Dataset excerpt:
■ ■ ■ ■ ■ ■ ■

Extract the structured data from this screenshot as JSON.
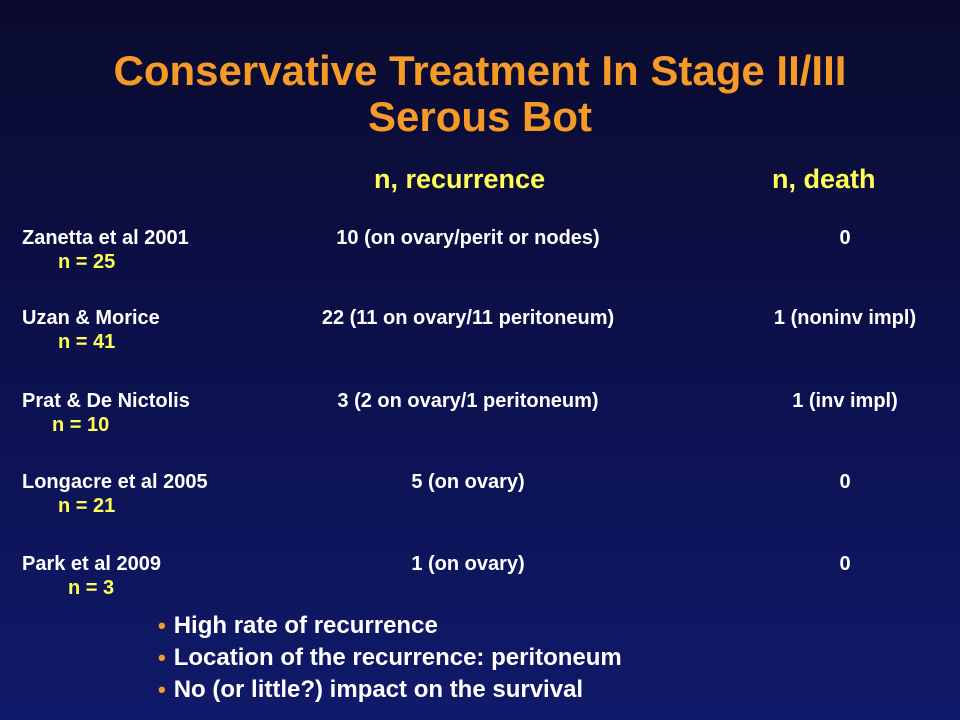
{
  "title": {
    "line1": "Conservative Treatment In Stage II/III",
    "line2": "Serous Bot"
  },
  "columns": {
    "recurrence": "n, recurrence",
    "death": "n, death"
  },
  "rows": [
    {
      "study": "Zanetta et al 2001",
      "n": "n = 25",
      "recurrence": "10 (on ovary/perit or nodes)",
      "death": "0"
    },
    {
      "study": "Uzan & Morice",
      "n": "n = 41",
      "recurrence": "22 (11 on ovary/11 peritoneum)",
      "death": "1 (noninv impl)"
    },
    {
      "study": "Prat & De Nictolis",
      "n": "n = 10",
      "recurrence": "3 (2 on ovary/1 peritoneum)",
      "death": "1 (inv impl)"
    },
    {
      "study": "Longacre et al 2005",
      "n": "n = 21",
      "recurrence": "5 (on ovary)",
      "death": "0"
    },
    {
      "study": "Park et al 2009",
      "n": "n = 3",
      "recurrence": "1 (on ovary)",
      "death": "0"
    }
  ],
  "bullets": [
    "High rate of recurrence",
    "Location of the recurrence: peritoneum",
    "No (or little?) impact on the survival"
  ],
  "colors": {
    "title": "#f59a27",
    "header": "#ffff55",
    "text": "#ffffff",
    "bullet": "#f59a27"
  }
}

■ ■ ■ ■ ■ ■ ■

EXERCISE BRIEF:
Report all lines of the material that contain the word "ovary".

TASK RESPONSE:
      "recurrence": "10 (on ovary/perit or nodes)",
      "recurrence": "22 (11 on ovary/11 peritoneum)",
      "recurrence": "3 (2 on ovary/1 peritoneum)",
      "recurrence": "5 (on ovary)",
      "recurrence": "1 (on ovary)",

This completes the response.